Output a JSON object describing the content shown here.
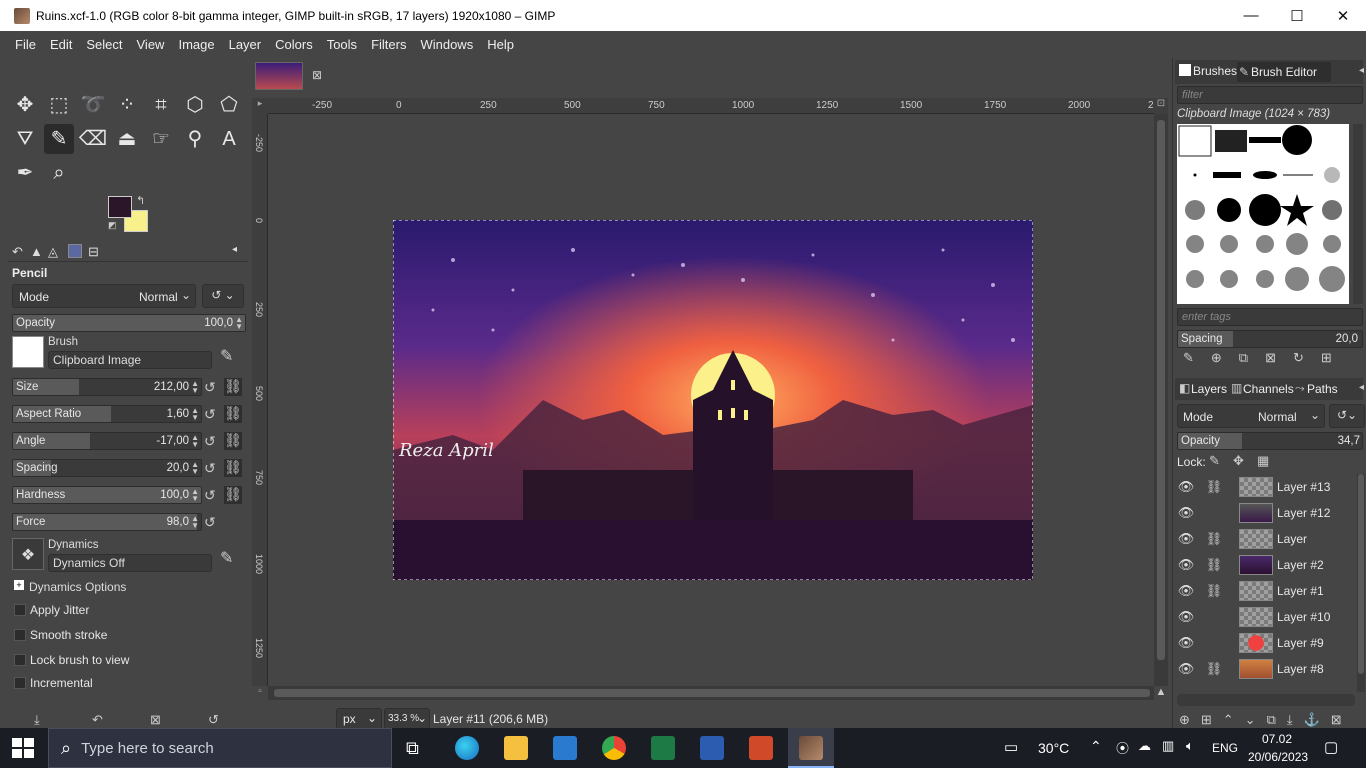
{
  "window": {
    "title": "Ruins.xcf-1.0 (RGB color 8-bit gamma integer, GIMP built-in sRGB, 17 layers) 1920x1080 – GIMP",
    "minimize": "—",
    "maximize": "☐",
    "close": "✕"
  },
  "menu": [
    "File",
    "Edit",
    "Select",
    "View",
    "Image",
    "Layer",
    "Colors",
    "Tools",
    "Filters",
    "Windows",
    "Help"
  ],
  "tool_options": {
    "title": "Pencil",
    "mode_label": "Mode",
    "mode_value": "Normal",
    "opacity": {
      "label": "Opacity",
      "value": "100,0",
      "fraction": 1.0
    },
    "brush_label": "Brush",
    "brush_name": "Clipboard Image",
    "sliders": [
      {
        "label": "Size",
        "value": "212,00",
        "fraction": 0.35
      },
      {
        "label": "Aspect Ratio",
        "value": "1,60",
        "fraction": 0.52
      },
      {
        "label": "Angle",
        "value": "-17,00",
        "fraction": 0.41
      },
      {
        "label": "Spacing",
        "value": "20,0",
        "fraction": 0.2
      },
      {
        "label": "Hardness",
        "value": "100,0",
        "fraction": 1.0
      },
      {
        "label": "Force",
        "value": "98,0",
        "fraction": 0.98
      }
    ],
    "dynamics_label": "Dynamics",
    "dynamics_value": "Dynamics Off",
    "dynamics_options": "Dynamics Options",
    "checks": [
      "Apply Jitter",
      "Smooth stroke",
      "Lock brush to view",
      "Incremental"
    ]
  },
  "colors": {
    "fg": "#2b1528",
    "bg": "#f8f08a",
    "accent": "#5a5a5a"
  },
  "rulers": {
    "h": [
      "-250",
      "0",
      "250",
      "500",
      "750",
      "1000",
      "1250",
      "1500",
      "1750",
      "2000",
      "2"
    ],
    "v": [
      "-250",
      "0",
      "250",
      "500",
      "750",
      "1000",
      "1250"
    ]
  },
  "canvas": {
    "signature": "Reza April"
  },
  "status": {
    "unit": "px",
    "zoom": "33.3 %",
    "layer_info": "Layer #11 (206,6 MB)"
  },
  "brushes_panel": {
    "tabs": [
      "Brushes",
      "Brush Editor"
    ],
    "filter_placeholder": "filter",
    "current_brush": "Clipboard Image (1024 × 783)",
    "tags_placeholder": "enter tags",
    "spacing_label": "Spacing",
    "spacing_value": "20,0"
  },
  "layers_panel": {
    "tabs": [
      "Layers",
      "Channels",
      "Paths"
    ],
    "mode_label": "Mode",
    "mode_value": "Normal",
    "opacity_label": "Opacity",
    "opacity_value": "34,7",
    "lock_label": "Lock:",
    "layers": [
      {
        "name": "Layer #13",
        "chain": true
      },
      {
        "name": "Layer #12",
        "chain": false
      },
      {
        "name": "Layer",
        "chain": true
      },
      {
        "name": "Layer #2",
        "chain": true
      },
      {
        "name": "Layer #1",
        "chain": true
      },
      {
        "name": "Layer #10",
        "chain": false
      },
      {
        "name": "Layer #9",
        "chain": false
      },
      {
        "name": "Layer #8",
        "chain": true
      }
    ]
  },
  "taskbar": {
    "search_placeholder": "Type here to search",
    "temperature": "30°C",
    "language": "ENG",
    "time": "07.02",
    "date": "20/06/2023"
  }
}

==========

Exercise directions » Repeat everything in the records precisely. Images are excluded from the copy.

Output for this task »
Output a JSON object describing the content shown here.
{
  "window": {
    "title": "Ruins.xcf-1.0 (RGB color 8-bit gamma integer, GIMP built-in sRGB, 17 layers) 1920x1080 – GIMP",
    "minimize": "—",
    "maximize": "☐",
    "close": "✕"
  },
  "menu": [
    "File",
    "Edit",
    "Select",
    "View",
    "Image",
    "Layer",
    "Colors",
    "Tools",
    "Filters",
    "Windows",
    "Help"
  ],
  "tool_options": {
    "title": "Pencil",
    "mode_label": "Mode",
    "mode_value": "Normal",
    "opacity": {
      "label": "Opacity",
      "value": "100,0",
      "fraction": 1.0
    },
    "brush_label": "Brush",
    "brush_name": "Clipboard Image",
    "sliders": [
      {
        "label": "Size",
        "value": "212,00",
        "fraction": 0.35
      },
      {
        "label": "Aspect Ratio",
        "value": "1,60",
        "fraction": 0.52
      },
      {
        "label": "Angle",
        "value": "-17,00",
        "fraction": 0.41
      },
      {
        "label": "Spacing",
        "value": "20,0",
        "fraction": 0.2
      },
      {
        "label": "Hardness",
        "value": "100,0",
        "fraction": 1.0
      },
      {
        "label": "Force",
        "value": "98,0",
        "fraction": 0.98
      }
    ],
    "dynamics_label": "Dynamics",
    "dynamics_value": "Dynamics Off",
    "dynamics_options": "Dynamics Options",
    "checks": [
      "Apply Jitter",
      "Smooth stroke",
      "Lock brush to view",
      "Incremental"
    ]
  },
  "colors": {
    "fg": "#2b1528",
    "bg": "#f8f08a",
    "accent": "#5a5a5a"
  },
  "rulers": {
    "h": [
      "-250",
      "0",
      "250",
      "500",
      "750",
      "1000",
      "1250",
      "1500",
      "1750",
      "2000",
      "2"
    ],
    "v": [
      "-250",
      "0",
      "250",
      "500",
      "750",
      "1000",
      "1250"
    ]
  },
  "canvas": {
    "signature": "Reza April"
  },
  "status": {
    "unit": "px",
    "zoom": "33.3 %",
    "layer_info": "Layer #11 (206,6 MB)"
  },
  "brushes_panel": {
    "tabs": [
      "Brushes",
      "Brush Editor"
    ],
    "filter_placeholder": "filter",
    "current_brush": "Clipboard Image (1024 × 783)",
    "tags_placeholder": "enter tags",
    "spacing_label": "Spacing",
    "spacing_value": "20,0"
  },
  "layers_panel": {
    "tabs": [
      "Layers",
      "Channels",
      "Paths"
    ],
    "mode_label": "Mode",
    "mode_value": "Normal",
    "opacity_label": "Opacity",
    "opacity_value": "34,7",
    "lock_label": "Lock:",
    "layers": [
      {
        "name": "Layer #13",
        "chain": true
      },
      {
        "name": "Layer #12",
        "chain": false
      },
      {
        "name": "Layer",
        "chain": true
      },
      {
        "name": "Layer #2",
        "chain": true
      },
      {
        "name": "Layer #1",
        "chain": true
      },
      {
        "name": "Layer #10",
        "chain": false
      },
      {
        "name": "Layer #9",
        "chain": false
      },
      {
        "name": "Layer #8",
        "chain": true
      }
    ]
  },
  "taskbar": {
    "search_placeholder": "Type here to search",
    "temperature": "30°C",
    "language": "ENG",
    "time": "07.02",
    "date": "20/06/2023"
  }
}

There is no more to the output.